══ Records for the task
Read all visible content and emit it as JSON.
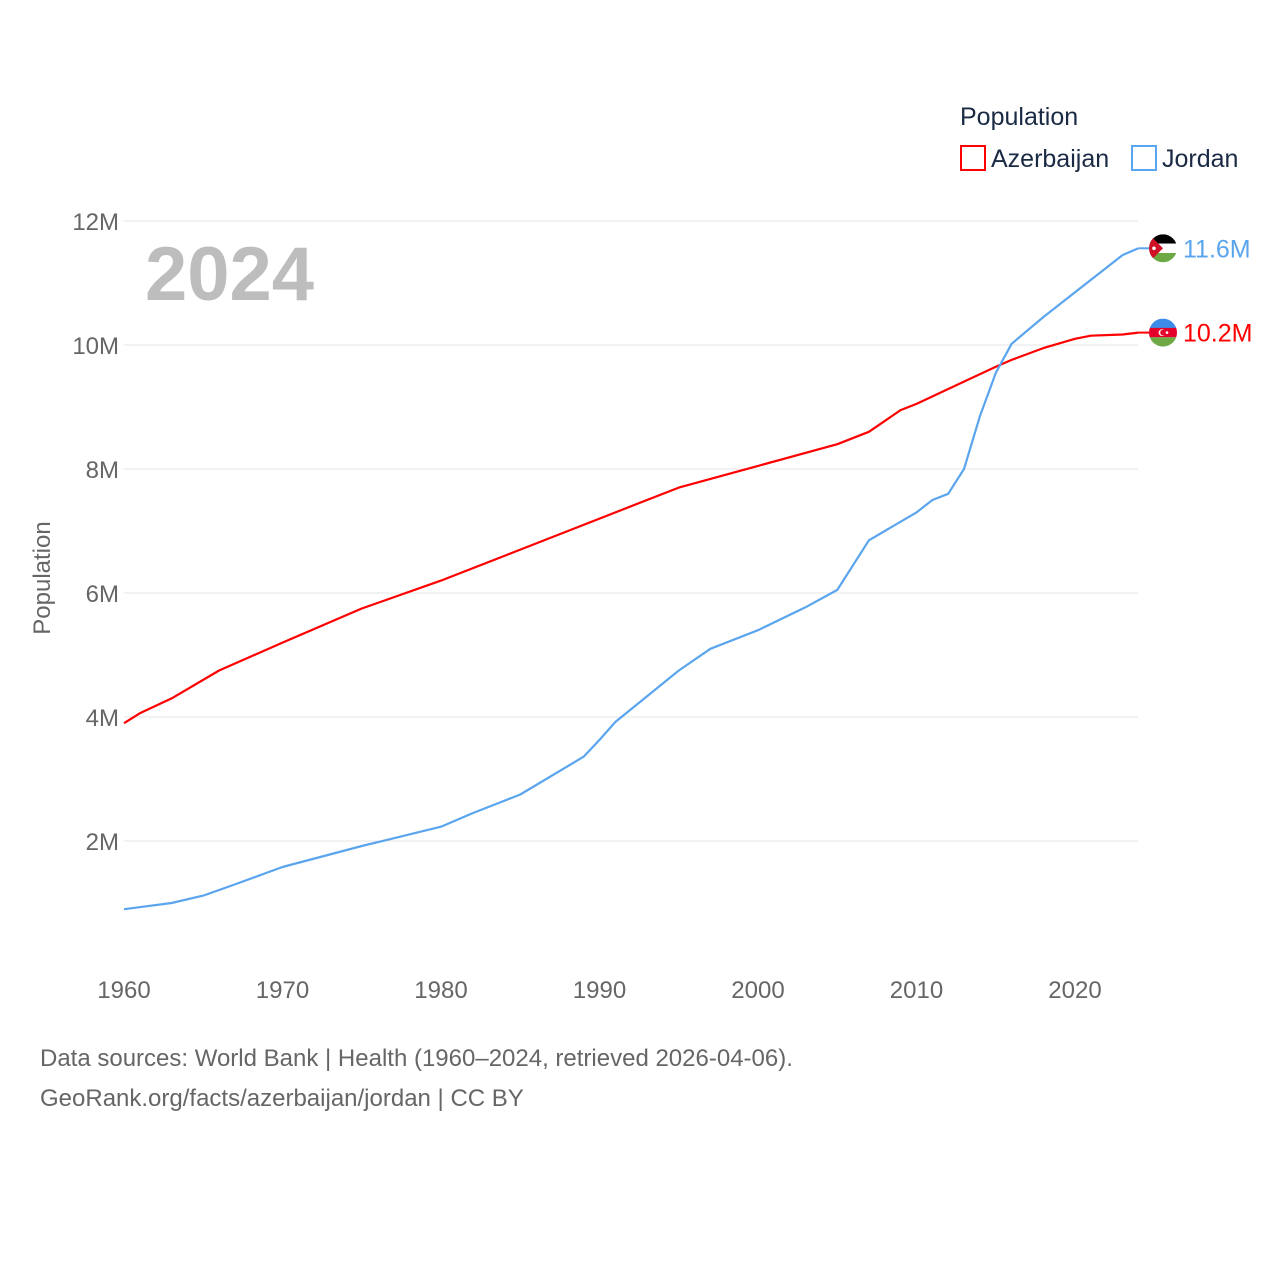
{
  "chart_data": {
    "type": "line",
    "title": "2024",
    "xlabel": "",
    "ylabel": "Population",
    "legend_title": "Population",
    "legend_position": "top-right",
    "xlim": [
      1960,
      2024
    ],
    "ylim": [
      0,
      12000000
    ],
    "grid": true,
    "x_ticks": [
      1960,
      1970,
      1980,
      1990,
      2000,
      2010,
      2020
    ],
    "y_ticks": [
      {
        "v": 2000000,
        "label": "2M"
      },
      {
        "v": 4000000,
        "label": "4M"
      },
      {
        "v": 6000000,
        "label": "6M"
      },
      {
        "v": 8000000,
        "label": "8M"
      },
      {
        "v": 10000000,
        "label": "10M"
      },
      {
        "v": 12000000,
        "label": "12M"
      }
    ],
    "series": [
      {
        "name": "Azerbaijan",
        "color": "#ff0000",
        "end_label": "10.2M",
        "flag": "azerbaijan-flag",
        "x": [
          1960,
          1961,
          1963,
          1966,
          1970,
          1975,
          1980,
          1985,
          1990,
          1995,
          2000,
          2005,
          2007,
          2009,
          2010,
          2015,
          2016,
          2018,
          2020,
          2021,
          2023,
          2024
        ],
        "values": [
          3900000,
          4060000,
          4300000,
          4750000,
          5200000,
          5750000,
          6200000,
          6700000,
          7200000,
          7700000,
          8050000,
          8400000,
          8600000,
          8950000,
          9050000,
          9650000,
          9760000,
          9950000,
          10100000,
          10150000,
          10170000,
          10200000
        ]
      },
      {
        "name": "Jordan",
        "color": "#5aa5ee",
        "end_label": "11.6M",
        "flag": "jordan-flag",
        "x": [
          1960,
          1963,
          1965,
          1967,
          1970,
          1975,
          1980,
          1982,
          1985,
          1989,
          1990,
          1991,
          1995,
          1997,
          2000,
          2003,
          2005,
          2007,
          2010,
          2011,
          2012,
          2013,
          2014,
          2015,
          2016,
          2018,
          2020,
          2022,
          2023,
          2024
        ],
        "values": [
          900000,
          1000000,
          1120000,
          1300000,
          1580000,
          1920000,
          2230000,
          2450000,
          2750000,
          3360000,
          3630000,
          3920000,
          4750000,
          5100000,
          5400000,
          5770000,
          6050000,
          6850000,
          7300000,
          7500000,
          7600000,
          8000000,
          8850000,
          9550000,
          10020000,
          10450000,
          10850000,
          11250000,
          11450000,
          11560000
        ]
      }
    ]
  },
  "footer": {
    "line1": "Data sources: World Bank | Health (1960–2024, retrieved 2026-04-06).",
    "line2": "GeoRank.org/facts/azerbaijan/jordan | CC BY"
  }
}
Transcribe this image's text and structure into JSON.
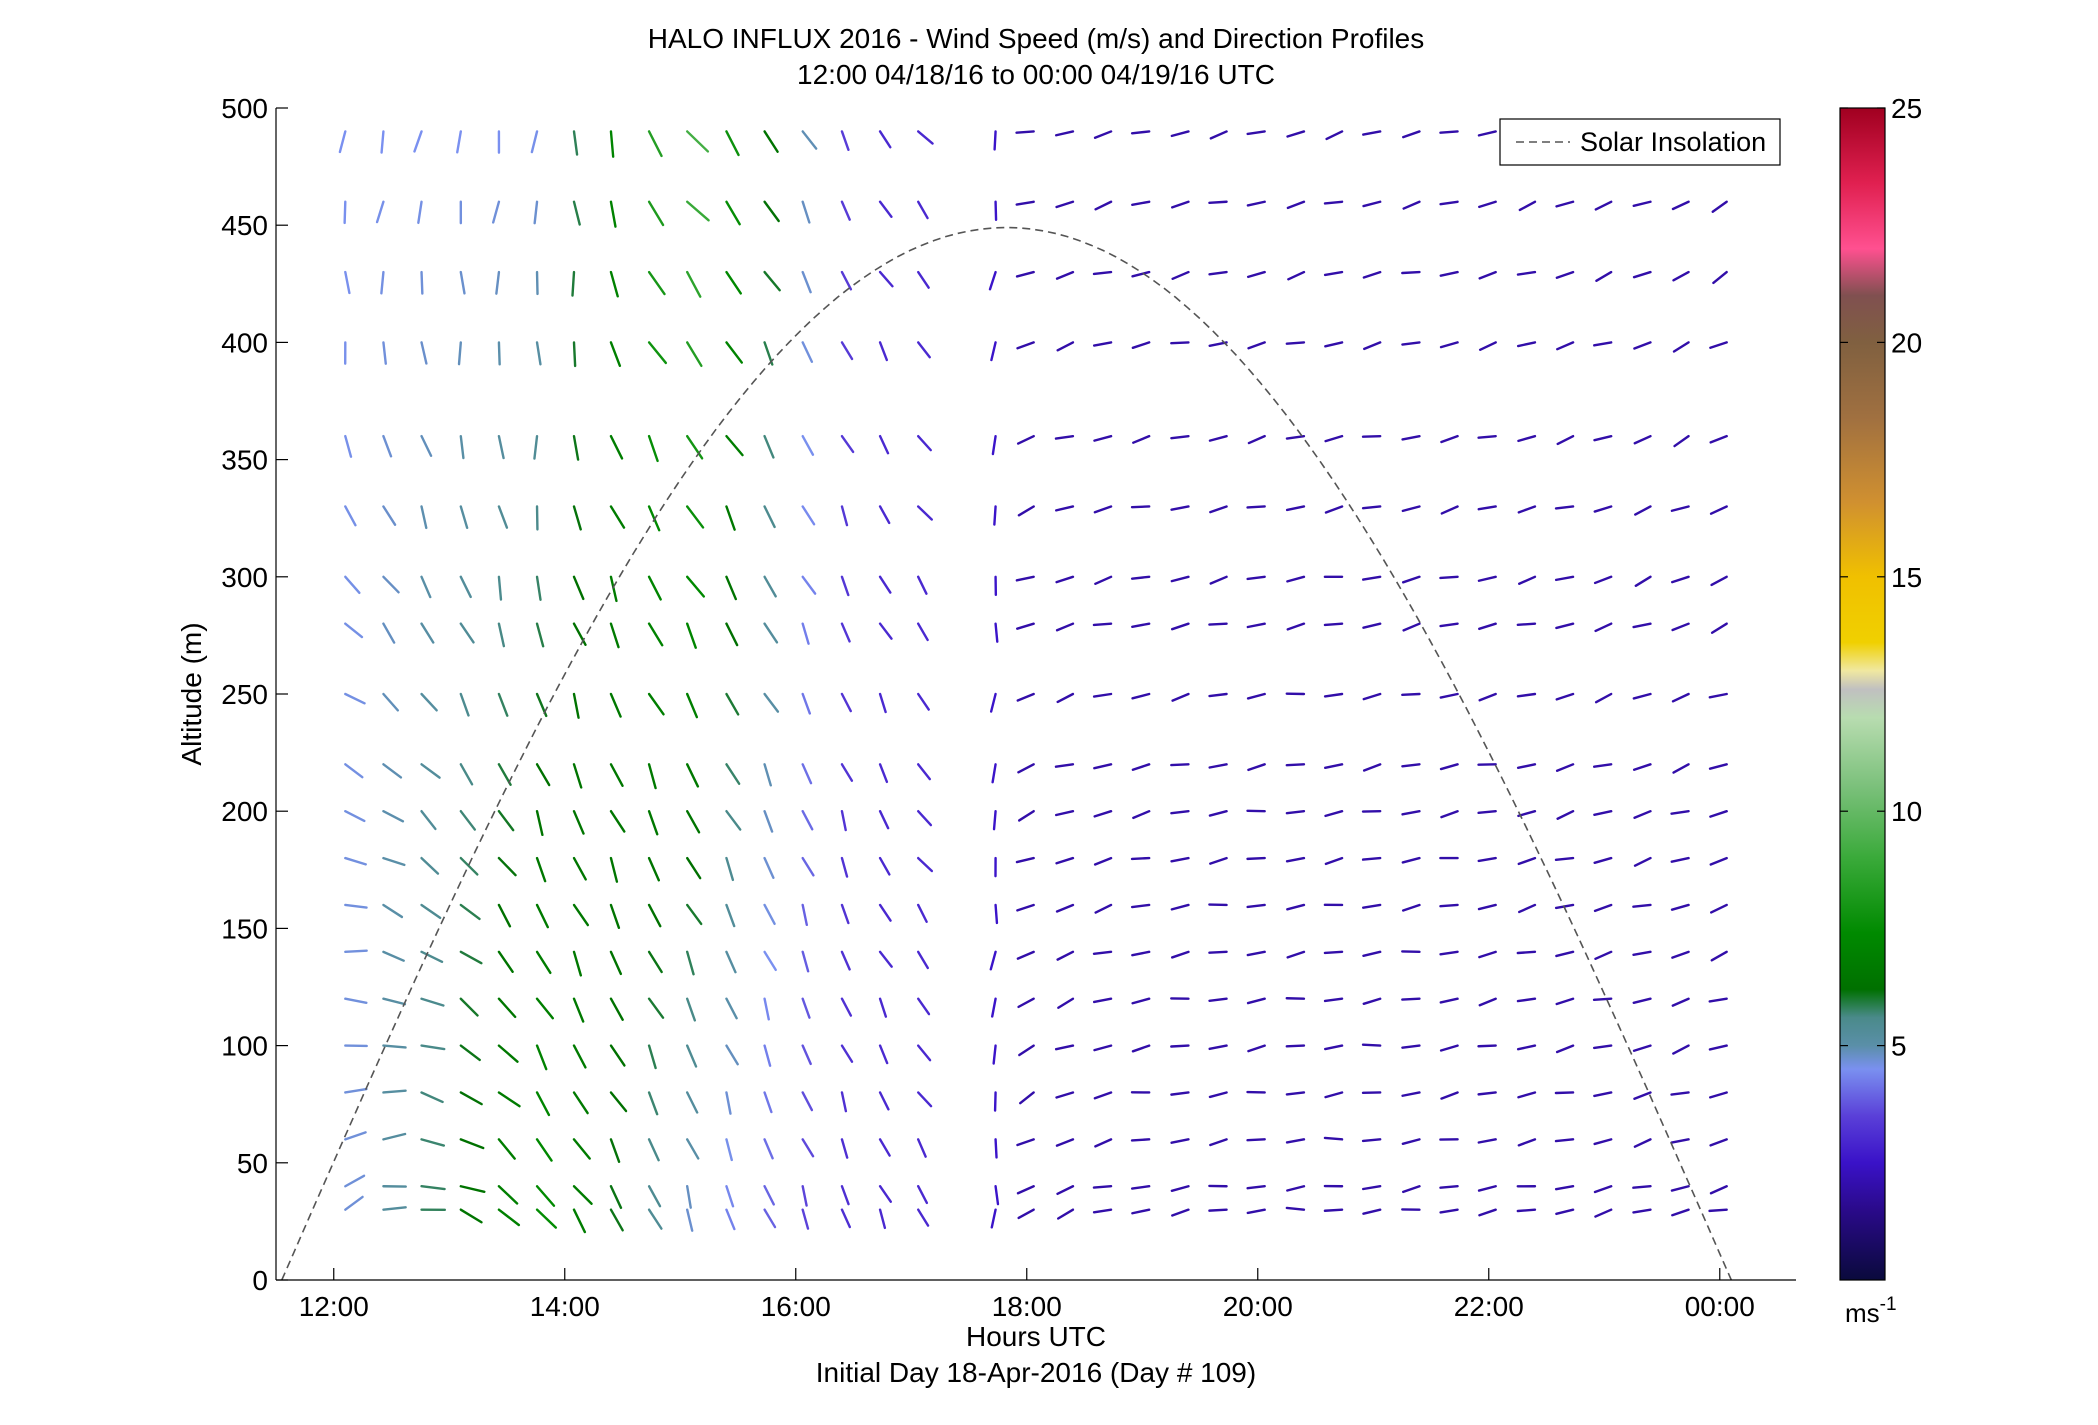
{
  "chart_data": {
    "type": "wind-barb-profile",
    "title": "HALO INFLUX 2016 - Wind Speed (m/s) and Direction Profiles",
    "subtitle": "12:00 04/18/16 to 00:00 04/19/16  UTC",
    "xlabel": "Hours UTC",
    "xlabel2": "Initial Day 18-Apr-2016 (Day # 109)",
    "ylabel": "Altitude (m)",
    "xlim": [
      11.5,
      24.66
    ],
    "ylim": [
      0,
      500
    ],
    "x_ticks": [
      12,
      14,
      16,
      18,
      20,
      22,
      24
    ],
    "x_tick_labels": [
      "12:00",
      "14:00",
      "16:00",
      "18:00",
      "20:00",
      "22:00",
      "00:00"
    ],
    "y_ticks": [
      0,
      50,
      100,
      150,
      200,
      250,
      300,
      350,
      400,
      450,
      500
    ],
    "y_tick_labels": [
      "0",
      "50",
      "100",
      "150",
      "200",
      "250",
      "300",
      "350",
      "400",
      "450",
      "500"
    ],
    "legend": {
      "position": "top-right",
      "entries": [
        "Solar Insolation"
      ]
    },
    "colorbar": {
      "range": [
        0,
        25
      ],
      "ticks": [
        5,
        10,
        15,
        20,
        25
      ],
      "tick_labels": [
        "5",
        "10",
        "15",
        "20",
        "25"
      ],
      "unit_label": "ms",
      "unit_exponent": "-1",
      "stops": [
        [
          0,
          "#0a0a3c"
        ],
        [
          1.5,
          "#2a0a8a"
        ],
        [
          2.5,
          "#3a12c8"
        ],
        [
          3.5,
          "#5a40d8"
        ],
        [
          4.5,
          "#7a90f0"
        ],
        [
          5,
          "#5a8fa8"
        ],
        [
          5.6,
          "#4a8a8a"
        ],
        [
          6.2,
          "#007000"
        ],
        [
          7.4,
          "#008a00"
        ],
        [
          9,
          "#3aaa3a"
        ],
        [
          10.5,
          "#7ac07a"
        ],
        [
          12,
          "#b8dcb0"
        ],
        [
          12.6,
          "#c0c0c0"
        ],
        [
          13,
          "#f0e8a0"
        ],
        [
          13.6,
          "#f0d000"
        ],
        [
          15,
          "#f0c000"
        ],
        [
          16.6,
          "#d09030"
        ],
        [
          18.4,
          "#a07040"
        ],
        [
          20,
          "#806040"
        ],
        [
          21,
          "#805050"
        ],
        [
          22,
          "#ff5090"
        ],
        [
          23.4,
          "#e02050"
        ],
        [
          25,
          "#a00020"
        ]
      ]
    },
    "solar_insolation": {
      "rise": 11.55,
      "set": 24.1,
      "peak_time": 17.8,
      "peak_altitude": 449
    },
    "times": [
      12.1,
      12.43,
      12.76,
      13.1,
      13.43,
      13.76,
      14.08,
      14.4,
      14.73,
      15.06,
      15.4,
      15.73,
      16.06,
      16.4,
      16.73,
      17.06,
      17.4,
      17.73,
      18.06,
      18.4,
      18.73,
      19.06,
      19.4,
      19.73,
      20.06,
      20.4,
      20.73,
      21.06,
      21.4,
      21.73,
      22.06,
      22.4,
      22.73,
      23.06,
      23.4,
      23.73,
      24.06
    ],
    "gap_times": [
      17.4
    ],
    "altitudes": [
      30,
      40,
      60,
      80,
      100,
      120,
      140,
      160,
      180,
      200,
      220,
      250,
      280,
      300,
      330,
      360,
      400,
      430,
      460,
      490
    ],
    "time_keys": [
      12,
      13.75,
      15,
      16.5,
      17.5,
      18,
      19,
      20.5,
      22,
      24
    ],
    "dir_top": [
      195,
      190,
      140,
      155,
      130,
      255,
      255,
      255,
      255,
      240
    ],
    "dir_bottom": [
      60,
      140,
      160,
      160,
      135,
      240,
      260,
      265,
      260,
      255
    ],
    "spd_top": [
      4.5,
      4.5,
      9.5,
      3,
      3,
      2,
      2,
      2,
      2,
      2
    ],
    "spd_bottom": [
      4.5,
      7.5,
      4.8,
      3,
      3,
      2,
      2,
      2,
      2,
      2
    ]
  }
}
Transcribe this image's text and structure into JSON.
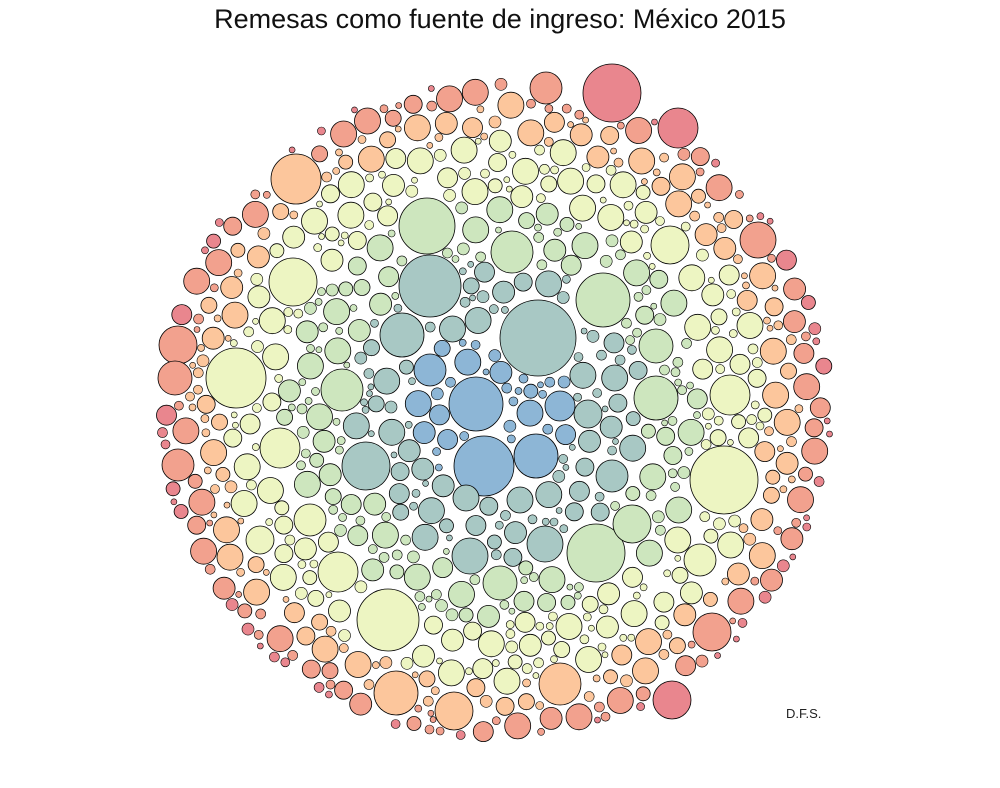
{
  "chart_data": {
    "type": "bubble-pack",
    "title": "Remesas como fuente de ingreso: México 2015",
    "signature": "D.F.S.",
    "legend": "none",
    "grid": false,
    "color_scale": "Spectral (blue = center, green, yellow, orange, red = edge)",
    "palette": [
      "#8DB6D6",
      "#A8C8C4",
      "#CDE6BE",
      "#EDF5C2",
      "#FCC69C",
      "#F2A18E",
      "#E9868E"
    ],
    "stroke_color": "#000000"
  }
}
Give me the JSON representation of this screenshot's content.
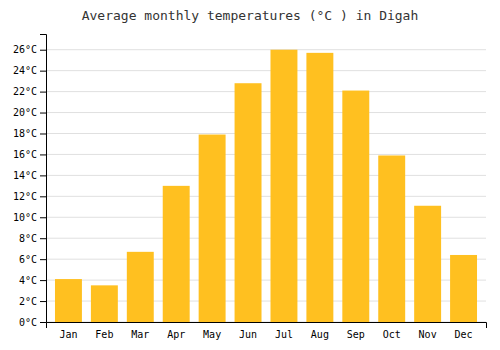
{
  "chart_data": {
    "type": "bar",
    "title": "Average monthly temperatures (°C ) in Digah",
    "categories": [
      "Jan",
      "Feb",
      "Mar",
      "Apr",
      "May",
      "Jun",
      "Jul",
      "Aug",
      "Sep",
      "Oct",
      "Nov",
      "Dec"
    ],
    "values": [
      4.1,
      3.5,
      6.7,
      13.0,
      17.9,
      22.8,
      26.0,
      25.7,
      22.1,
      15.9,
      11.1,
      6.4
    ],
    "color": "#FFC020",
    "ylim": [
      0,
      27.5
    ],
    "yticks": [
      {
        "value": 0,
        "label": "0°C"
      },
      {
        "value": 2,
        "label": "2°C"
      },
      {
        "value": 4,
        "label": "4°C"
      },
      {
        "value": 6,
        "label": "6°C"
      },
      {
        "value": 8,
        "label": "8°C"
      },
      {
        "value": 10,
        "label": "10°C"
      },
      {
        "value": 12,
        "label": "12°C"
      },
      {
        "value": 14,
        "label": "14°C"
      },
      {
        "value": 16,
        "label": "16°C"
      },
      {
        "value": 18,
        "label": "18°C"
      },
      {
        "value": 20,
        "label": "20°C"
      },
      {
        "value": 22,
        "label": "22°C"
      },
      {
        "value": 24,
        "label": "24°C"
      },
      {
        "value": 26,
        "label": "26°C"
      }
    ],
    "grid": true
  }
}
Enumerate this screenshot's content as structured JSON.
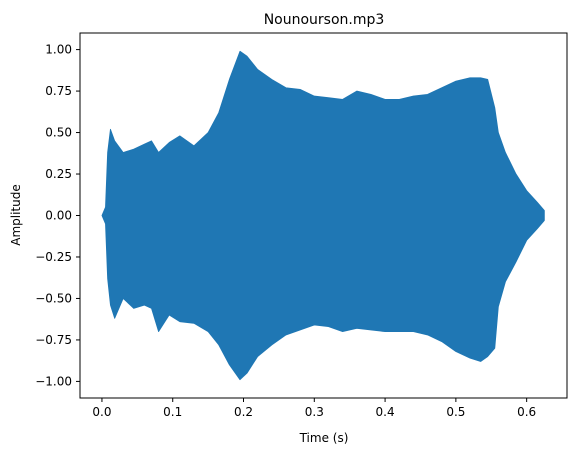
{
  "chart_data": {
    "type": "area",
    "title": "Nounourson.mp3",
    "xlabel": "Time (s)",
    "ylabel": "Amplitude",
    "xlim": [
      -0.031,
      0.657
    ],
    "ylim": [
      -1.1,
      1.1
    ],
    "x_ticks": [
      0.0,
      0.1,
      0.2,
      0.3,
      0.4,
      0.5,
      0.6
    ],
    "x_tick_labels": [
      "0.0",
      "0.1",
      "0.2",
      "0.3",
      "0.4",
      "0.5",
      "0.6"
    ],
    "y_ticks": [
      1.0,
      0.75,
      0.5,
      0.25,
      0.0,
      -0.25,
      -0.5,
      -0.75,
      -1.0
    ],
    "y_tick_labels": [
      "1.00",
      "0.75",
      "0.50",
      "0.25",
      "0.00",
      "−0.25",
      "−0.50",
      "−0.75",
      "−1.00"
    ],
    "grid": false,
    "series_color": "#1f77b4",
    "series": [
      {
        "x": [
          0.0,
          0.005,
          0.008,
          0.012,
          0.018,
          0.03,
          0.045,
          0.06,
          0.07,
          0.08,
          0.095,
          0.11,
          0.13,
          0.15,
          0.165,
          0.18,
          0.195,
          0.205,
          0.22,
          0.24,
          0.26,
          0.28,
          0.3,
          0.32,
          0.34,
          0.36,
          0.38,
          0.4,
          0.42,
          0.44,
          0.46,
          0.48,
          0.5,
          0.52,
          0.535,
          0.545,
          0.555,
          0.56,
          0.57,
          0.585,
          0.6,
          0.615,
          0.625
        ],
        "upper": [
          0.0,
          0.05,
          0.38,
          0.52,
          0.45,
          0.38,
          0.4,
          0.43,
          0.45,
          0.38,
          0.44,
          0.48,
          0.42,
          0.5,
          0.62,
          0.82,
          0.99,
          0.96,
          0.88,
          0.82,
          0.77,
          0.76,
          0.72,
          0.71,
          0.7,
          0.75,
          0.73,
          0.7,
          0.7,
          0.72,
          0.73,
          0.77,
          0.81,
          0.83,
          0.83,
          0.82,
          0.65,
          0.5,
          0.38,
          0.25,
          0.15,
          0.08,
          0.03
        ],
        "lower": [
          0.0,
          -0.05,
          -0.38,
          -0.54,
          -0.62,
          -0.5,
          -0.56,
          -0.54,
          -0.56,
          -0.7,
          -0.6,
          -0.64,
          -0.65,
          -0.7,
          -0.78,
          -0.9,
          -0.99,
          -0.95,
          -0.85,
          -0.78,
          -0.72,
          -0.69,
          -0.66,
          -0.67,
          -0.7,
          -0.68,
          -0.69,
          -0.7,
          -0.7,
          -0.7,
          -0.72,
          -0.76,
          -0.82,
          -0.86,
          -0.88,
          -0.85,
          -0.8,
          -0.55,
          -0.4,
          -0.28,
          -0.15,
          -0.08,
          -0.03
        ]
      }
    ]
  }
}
════
* _Challenge_
Give only the number of lines in the listing above that include the string "ylabel".

* _Output of the exercise_
3